● WHAT IS BEING ASKED: All the data below goes into the copy word for word, but the pictures don't.

━━━━━ MATERIAL ━━━━━

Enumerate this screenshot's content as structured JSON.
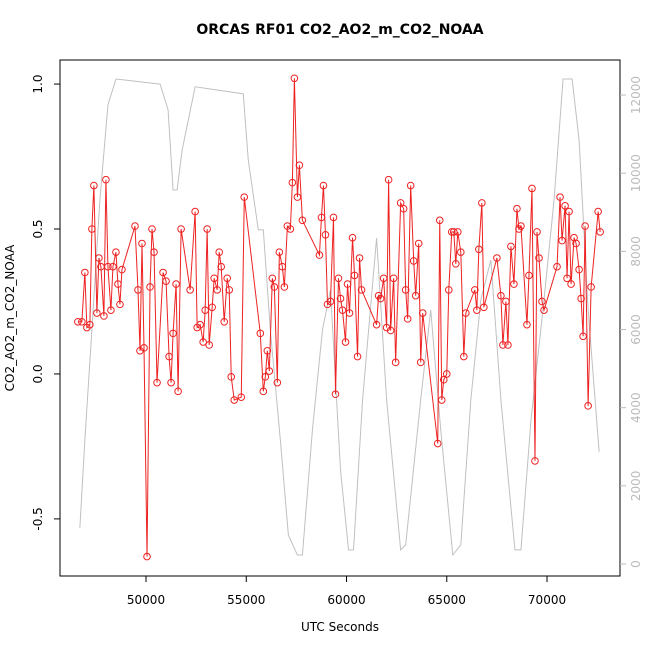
{
  "chart_data": {
    "type": "line",
    "title": "ORCAS RF01 CO2_AO2_m_CO2_NOAA",
    "xlabel": "UTC Seconds",
    "ylabel": "CO2_AO2_m_CO2_NOAA",
    "xlim": [
      45710,
      73640
    ],
    "ylim": [
      -0.697,
      1.083
    ],
    "y2lim": [
      -307,
      12896
    ],
    "xticks": [
      50000,
      55000,
      60000,
      65000,
      70000
    ],
    "yticks": [
      -0.5,
      {
        "value": 0,
        "label": "0.0"
      },
      0.5,
      {
        "value": 1,
        "label": "1.0"
      }
    ],
    "y2ticks": [
      0,
      2000,
      4000,
      6000,
      8000,
      10000,
      12000
    ],
    "series": [
      {
        "color": "#ee2222",
        "markers": true,
        "x": [
          46600,
          46800,
          46950,
          47050,
          47200,
          47300,
          47400,
          47550,
          47650,
          47750,
          47900,
          48000,
          48100,
          48250,
          48350,
          48500,
          48600,
          48700,
          48800,
          49450,
          49600,
          49700,
          49800,
          49900,
          50050,
          50200,
          50300,
          50400,
          50550,
          50850,
          51000,
          51150,
          51250,
          51350,
          51500,
          51600,
          51750,
          52200,
          52450,
          52550,
          52700,
          52850,
          52950,
          53050,
          53150,
          53300,
          53400,
          53550,
          53650,
          53750,
          53900,
          54050,
          54150,
          54250,
          54400,
          54750,
          54900,
          55700,
          55850,
          55950,
          56050,
          56150,
          56300,
          56400,
          56550,
          56650,
          56800,
          56900,
          57050,
          57200,
          57300,
          57400,
          57550,
          57650,
          57800,
          58650,
          58750,
          58850,
          58950,
          59050,
          59200,
          59350,
          59450,
          59600,
          59700,
          59800,
          59950,
          60050,
          60150,
          60300,
          60400,
          60550,
          60650,
          60750,
          61500,
          61600,
          61700,
          61850,
          62000,
          62100,
          62200,
          62350,
          62450,
          62700,
          62850,
          62950,
          63050,
          63200,
          63350,
          63450,
          63600,
          63700,
          63800,
          64550,
          64650,
          64750,
          64850,
          65000,
          65100,
          65250,
          65350,
          65450,
          65550,
          65700,
          65850,
          65950,
          66400,
          66500,
          66600,
          66750,
          66850,
          67500,
          67700,
          67800,
          67950,
          68050,
          68200,
          68350,
          68500,
          68600,
          68700,
          69000,
          69100,
          69250,
          69400,
          69500,
          69600,
          69750,
          69850,
          70500,
          70650,
          70750,
          70900,
          71000,
          71100,
          71200,
          71350,
          71450,
          71600,
          71700,
          71800,
          71900,
          72050,
          72200,
          72550,
          72650
        ],
        "values": [
          0.18,
          0.18,
          0.35,
          0.16,
          0.17,
          0.5,
          0.65,
          0.21,
          0.4,
          0.37,
          0.2,
          0.67,
          0.37,
          0.22,
          0.37,
          0.42,
          0.31,
          0.24,
          0.36,
          0.51,
          0.29,
          0.08,
          0.45,
          0.09,
          -0.63,
          0.3,
          0.5,
          0.42,
          -0.03,
          0.35,
          0.32,
          0.06,
          -0.03,
          0.14,
          0.31,
          -0.06,
          0.5,
          0.29,
          0.56,
          0.16,
          0.17,
          0.11,
          0.22,
          0.5,
          0.1,
          0.23,
          0.33,
          0.29,
          0.42,
          0.37,
          0.18,
          0.33,
          0.29,
          -0.01,
          -0.09,
          -0.08,
          0.61,
          0.14,
          -0.06,
          -0.01,
          0.08,
          0.01,
          0.33,
          0.3,
          -0.03,
          0.42,
          0.37,
          0.3,
          0.51,
          0.5,
          0.66,
          1.02,
          0.61,
          0.72,
          0.53,
          0.41,
          0.54,
          0.65,
          0.48,
          0.24,
          0.25,
          0.54,
          -0.07,
          0.33,
          0.26,
          0.22,
          0.11,
          0.31,
          0.21,
          0.47,
          0.34,
          0.06,
          0.4,
          0.29,
          0.17,
          0.27,
          0.26,
          0.33,
          0.16,
          0.67,
          0.15,
          0.33,
          0.04,
          0.59,
          0.57,
          0.29,
          0.19,
          0.65,
          0.39,
          0.27,
          0.45,
          0.04,
          0.21,
          -0.24,
          0.53,
          -0.09,
          -0.02,
          0.0,
          0.29,
          0.49,
          0.49,
          0.38,
          0.49,
          0.42,
          0.06,
          0.21,
          0.29,
          0.22,
          0.43,
          0.59,
          0.23,
          0.4,
          0.27,
          0.1,
          0.25,
          0.1,
          0.44,
          0.31,
          0.57,
          0.5,
          0.51,
          0.17,
          0.34,
          0.64,
          -0.3,
          0.49,
          0.4,
          0.25,
          0.22,
          0.37,
          0.61,
          0.46,
          0.58,
          0.33,
          0.56,
          0.31,
          0.47,
          0.45,
          0.36,
          0.26,
          0.13,
          0.51,
          -0.11,
          0.3,
          0.56,
          0.49
        ]
      },
      {
        "color": "#c0c0c0",
        "axis": "y2",
        "markers": false,
        "x": [
          46700,
          46950,
          47300,
          47700,
          48100,
          48500,
          50700,
          51100,
          51350,
          51550,
          51800,
          52450,
          54850,
          55100,
          55600,
          55850,
          56200,
          56700,
          57100,
          57550,
          57800,
          58300,
          58800,
          59200,
          59700,
          60100,
          60350,
          60800,
          61500,
          62000,
          62700,
          62950,
          63700,
          64200,
          64700,
          65300,
          65700,
          66200,
          66700,
          67200,
          67700,
          68400,
          68700,
          69200,
          69850,
          70350,
          70800,
          71250,
          71600,
          72050,
          72600
        ],
        "values": [
          921,
          3173,
          5988,
          9314,
          11745,
          12410,
          12280,
          11620,
          9570,
          9570,
          10590,
          12210,
          12030,
          10340,
          8550,
          8550,
          5990,
          3170,
          740,
          230,
          230,
          3430,
          5990,
          7010,
          2410,
          360,
          360,
          4200,
          8340,
          4200,
          360,
          490,
          4200,
          6500,
          3430,
          230,
          490,
          4200,
          6760,
          7780,
          4200,
          360,
          360,
          3680,
          6760,
          9310,
          12410,
          12410,
          10850,
          6500,
          2870
        ]
      }
    ]
  }
}
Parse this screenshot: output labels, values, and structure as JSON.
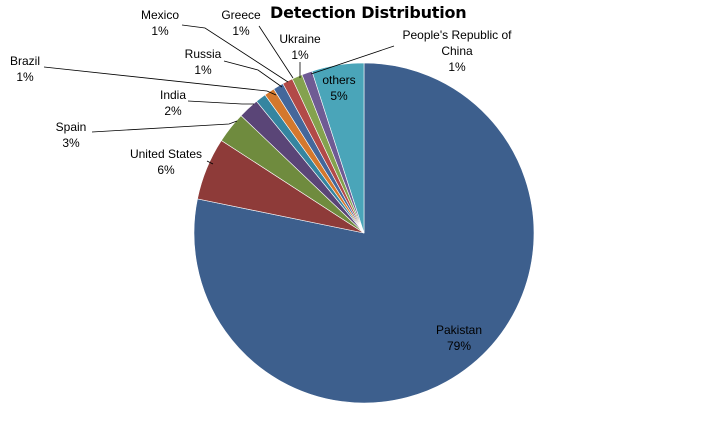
{
  "chart_data": {
    "type": "pie",
    "title": "Detection Distribution",
    "series": [
      {
        "values": [
          79,
          6,
          3,
          2,
          1,
          1,
          1,
          1,
          1,
          1,
          5
        ],
        "labels": [
          "79%",
          "6%",
          "3%",
          "2%",
          "1%",
          "1%",
          "1%",
          "1%",
          "1%",
          "1%",
          "5%"
        ]
      }
    ],
    "categories": [
      "Pakistan",
      "United States",
      "Spain",
      "India",
      "Brazil",
      "Russia",
      "Mexico",
      "Greece",
      "Ukraine",
      "People's Republic of China",
      "others"
    ],
    "colors": [
      "#3d5f8d",
      "#8e3b39",
      "#6f8b3e",
      "#5a4577",
      "#3585a0",
      "#d4782d",
      "#44679b",
      "#b24a48",
      "#84a24e",
      "#6f5b94",
      "#4aa5b9"
    ],
    "start_angle_deg": 0,
    "direction": "clockwise",
    "legend": "none",
    "data_labels": "outside-with-leader-lines"
  }
}
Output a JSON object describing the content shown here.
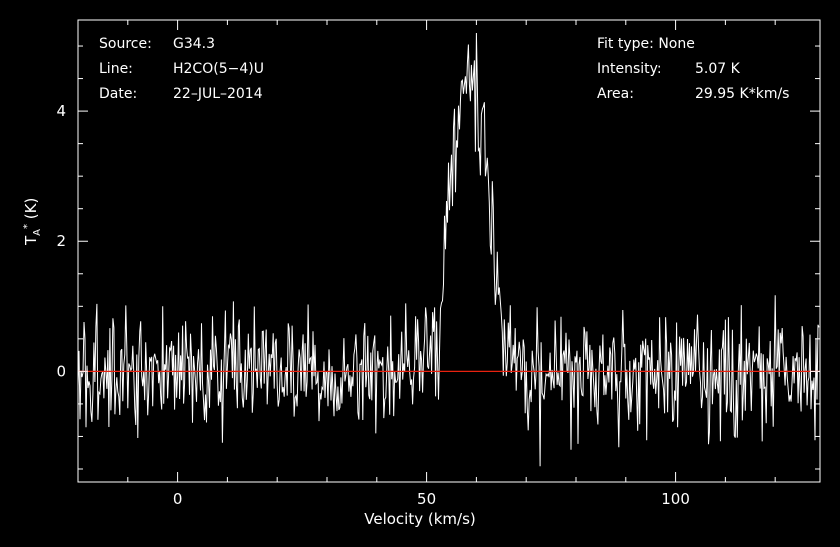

━━━━━

● COMPLETE RESPONSE:
Enumerate this screenshot's content as structured JSON.
{
  "chart_data": {
    "type": "line",
    "title": "ORCAS RF01 CO2_AO2_m_CO2_NOAA",
    "xlabel": "UTC Seconds",
    "ylabel": "CO2_AO2_m_CO2_NOAA",
    "xlim": [
      45710,
      73640
    ],
    "ylim": [
      -0.697,
      1.083
    ],
    "y2lim": [
      -307,
      12896
    ],
    "xticks": [
      50000,
      55000,
      60000,
      65000,
      70000
    ],
    "yticks": [
      -0.5,
      {
        "value": 0,
        "label": "0.0"
      },
      0.5,
      {
        "value": 1,
        "label": "1.0"
      }
    ],
    "y2ticks": [
      0,
      2000,
      4000,
      6000,
      8000,
      10000,
      12000
    ],
    "series": [
      {
        "color": "#ee2222",
        "markers": true,
        "x": [
          46600,
          46800,
          46950,
          47050,
          47200,
          47300,
          47400,
          47550,
          47650,
          47750,
          47900,
          48000,
          48100,
          48250,
          48350,
          48500,
          48600,
          48700,
          48800,
          49450,
          49600,
          49700,
          49800,
          49900,
          50050,
          50200,
          50300,
          50400,
          50550,
          50850,
          51000,
          51150,
          51250,
          51350,
          51500,
          51600,
          51750,
          52200,
          52450,
          52550,
          52700,
          52850,
          52950,
          53050,
          53150,
          53300,
          53400,
          53550,
          53650,
          53750,
          53900,
          54050,
          54150,
          54250,
          54400,
          54750,
          54900,
          55700,
          55850,
          55950,
          56050,
          56150,
          56300,
          56400,
          56550,
          56650,
          56800,
          56900,
          57050,
          57200,
          57300,
          57400,
          57550,
          57650,
          57800,
          58650,
          58750,
          58850,
          58950,
          59050,
          59200,
          59350,
          59450,
          59600,
          59700,
          59800,
          59950,
          60050,
          60150,
          60300,
          60400,
          60550,
          60650,
          60750,
          61500,
          61600,
          61700,
          61850,
          62000,
          62100,
          62200,
          62350,
          62450,
          62700,
          62850,
          62950,
          63050,
          63200,
          63350,
          63450,
          63600,
          63700,
          63800,
          64550,
          64650,
          64750,
          64850,
          65000,
          65100,
          65250,
          65350,
          65450,
          65550,
          65700,
          65850,
          65950,
          66400,
          66500,
          66600,
          66750,
          66850,
          67500,
          67700,
          67800,
          67950,
          68050,
          68200,
          68350,
          68500,
          68600,
          68700,
          69000,
          69100,
          69250,
          69400,
          69500,
          69600,
          69750,
          69850,
          70500,
          70650,
          70750,
          70900,
          71000,
          71100,
          71200,
          71350,
          71450,
          71600,
          71700,
          71800,
          71900,
          72050,
          72200,
          72550,
          72650
        ],
        "values": [
          0.18,
          0.18,
          0.35,
          0.16,
          0.17,
          0.5,
          0.65,
          0.21,
          0.4,
          0.37,
          0.2,
          0.67,
          0.37,
          0.22,
          0.37,
          0.42,
          0.31,
          0.24,
          0.36,
          0.51,
          0.29,
          0.08,
          0.45,
          0.09,
          -0.63,
          0.3,
          0.5,
          0.42,
          -0.03,
          0.35,
          0.32,
          0.06,
          -0.03,
          0.14,
          0.31,
          -0.06,
          0.5,
          0.29,
          0.56,
          0.16,
          0.17,
          0.11,
          0.22,
          0.5,
          0.1,
          0.23,
          0.33,
          0.29,
          0.42,
          0.37,
          0.18,
          0.33,
          0.29,
          -0.01,
          -0.09,
          -0.08,
          0.61,
          0.14,
          -0.06,
          -0.01,
          0.08,
          0.01,
          0.33,
          0.3,
          -0.03,
          0.42,
          0.37,
          0.3,
          0.51,
          0.5,
          0.66,
          1.02,
          0.61,
          0.72,
          0.53,
          0.41,
          0.54,
          0.65,
          0.48,
          0.24,
          0.25,
          0.54,
          -0.07,
          0.33,
          0.26,
          0.22,
          0.11,
          0.31,
          0.21,
          0.47,
          0.34,
          0.06,
          0.4,
          0.29,
          0.17,
          0.27,
          0.26,
          0.33,
          0.16,
          0.67,
          0.15,
          0.33,
          0.04,
          0.59,
          0.57,
          0.29,
          0.19,
          0.65,
          0.39,
          0.27,
          0.45,
          0.04,
          0.21,
          -0.24,
          0.53,
          -0.09,
          -0.02,
          0.0,
          0.29,
          0.49,
          0.49,
          0.38,
          0.49,
          0.42,
          0.06,
          0.21,
          0.29,
          0.22,
          0.43,
          0.59,
          0.23,
          0.4,
          0.27,
          0.1,
          0.25,
          0.1,
          0.44,
          0.31,
          0.57,
          0.5,
          0.51,
          0.17,
          0.34,
          0.64,
          -0.3,
          0.49,
          0.4,
          0.25,
          0.22,
          0.37,
          0.61,
          0.46,
          0.58,
          0.33,
          0.56,
          0.31,
          0.47,
          0.45,
          0.36,
          0.26,
          0.13,
          0.51,
          -0.11,
          0.3,
          0.56,
          0.49
        ]
      },
      {
        "color": "#c0c0c0",
        "axis": "y2",
        "markers": false,
        "x": [
          46700,
          46950,
          47300,
          47700,
          48100,
          48500,
          50700,
          51100,
          51350,
          51550,
          51800,
          52450,
          54850,
          55100,
          55600,
          55850,
          56200,
          56700,
          57100,
          57550,
          57800,
          58300,
          58800,
          59200,
          59700,
          60100,
          60350,
          60800,
          61500,
          62000,
          62700,
          62950,
          63700,
          64200,
          64700,
          65300,
          65700,
          66200,
          66700,
          67200,
          67700,
          68400,
          68700,
          69200,
          69850,
          70350,
          70800,
          71250,
          71600,
          72050,
          72600
        ],
        "values": [
          921,
          3173,
          5988,
          9314,
          11745,
          12410,
          12280,
          11620,
          9570,
          9570,
          10590,
          12210,
          12030,
          10340,
          8550,
          8550,
          5990,
          3170,
          740,
          230,
          230,
          3430,
          5990,
          7010,
          2410,
          360,
          360,
          4200,
          8340,
          4200,
          360,
          490,
          4200,
          6500,
          3430,
          230,
          490,
          4200,
          6760,
          7780,
          4200,
          360,
          360,
          3680,
          6760,
          9310,
          12410,
          12410,
          10850,
          6500,
          2870
        ]
      }
    ]
  }
}
Parse this screenshot: output labels, values, and structure as JSON.
{
  "chart_data": {
    "type": "pie",
    "title": "Detection Distribution",
    "series": [
      {
        "values": [
          79,
          6,
          3,
          2,
          1,
          1,
          1,
          1,
          1,
          1,
          5
        ],
        "labels": [
          "79%",
          "6%",
          "3%",
          "2%",
          "1%",
          "1%",
          "1%",
          "1%",
          "1%",
          "1%",
          "5%"
        ]
      }
    ],
    "categories": [
      "Pakistan",
      "United States",
      "Spain",
      "India",
      "Brazil",
      "Russia",
      "Mexico",
      "Greece",
      "Ukraine",
      "People's Republic of China",
      "others"
    ],
    "colors": [
      "#3d5f8d",
      "#8e3b39",
      "#6f8b3e",
      "#5a4577",
      "#3585a0",
      "#d4782d",
      "#44679b",
      "#b24a48",
      "#84a24e",
      "#6f5b94",
      "#4aa5b9"
    ],
    "start_angle_deg": 0,
    "direction": "clockwise",
    "legend": "none",
    "data_labels": "outside-with-leader-lines"
  }
}
Output a JSON object describing the content shown here.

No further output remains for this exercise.